**Work instructions**
In the material below, the lines containing the word "کاروبار" are required; copy each of them.
-- BEGIN --
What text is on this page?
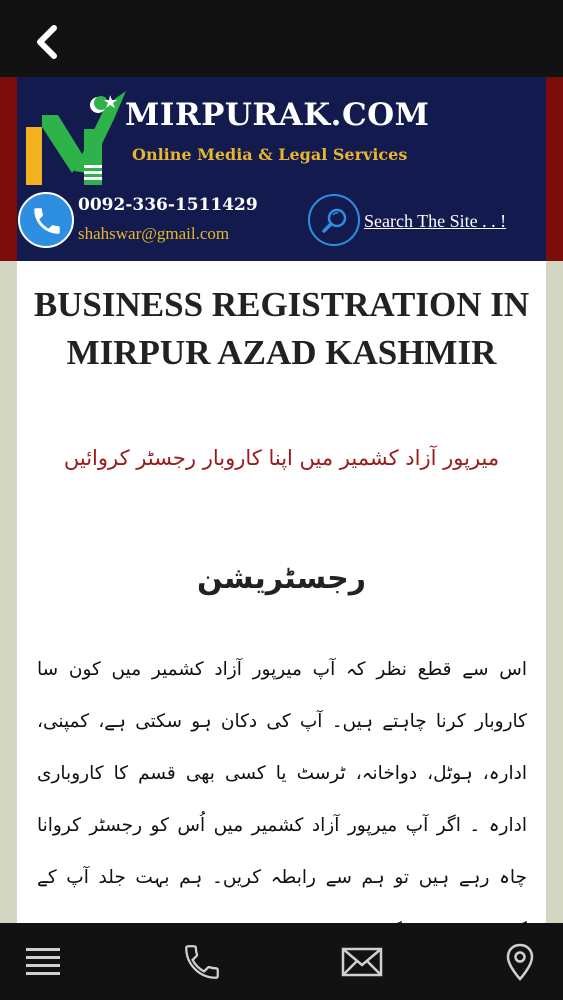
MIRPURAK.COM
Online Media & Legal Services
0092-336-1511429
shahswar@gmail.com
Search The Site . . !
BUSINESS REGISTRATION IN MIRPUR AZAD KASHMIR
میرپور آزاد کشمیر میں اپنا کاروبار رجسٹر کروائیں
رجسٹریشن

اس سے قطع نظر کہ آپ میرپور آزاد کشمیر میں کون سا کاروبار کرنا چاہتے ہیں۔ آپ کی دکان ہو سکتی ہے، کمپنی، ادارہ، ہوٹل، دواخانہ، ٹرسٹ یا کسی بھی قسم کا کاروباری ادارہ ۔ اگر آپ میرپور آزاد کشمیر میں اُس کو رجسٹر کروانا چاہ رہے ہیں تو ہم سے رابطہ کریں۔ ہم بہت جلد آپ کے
-- END --
**Output for this task**
میرپور آزاد کشمیر میں اپنا کاروبار رجسٹر کروائیں
اس سے قطع نظر کہ آپ میرپور آزاد کشمیر میں کون سا کاروبار کرنا چاہتے ہیں۔ آپ کی دکان ہو سکتی ہے، کمپنی، ادارہ، ہوٹل، دواخانہ، ٹرسٹ یا کسی بھی قسم کا کاروباری ادارہ ۔ اگر آپ میرپور آزاد کشمیر میں اُس کو رجسٹر کروانا چاہ رہے ہیں تو ہم سے رابطہ کریں۔ ہم بہت جلد آپ کے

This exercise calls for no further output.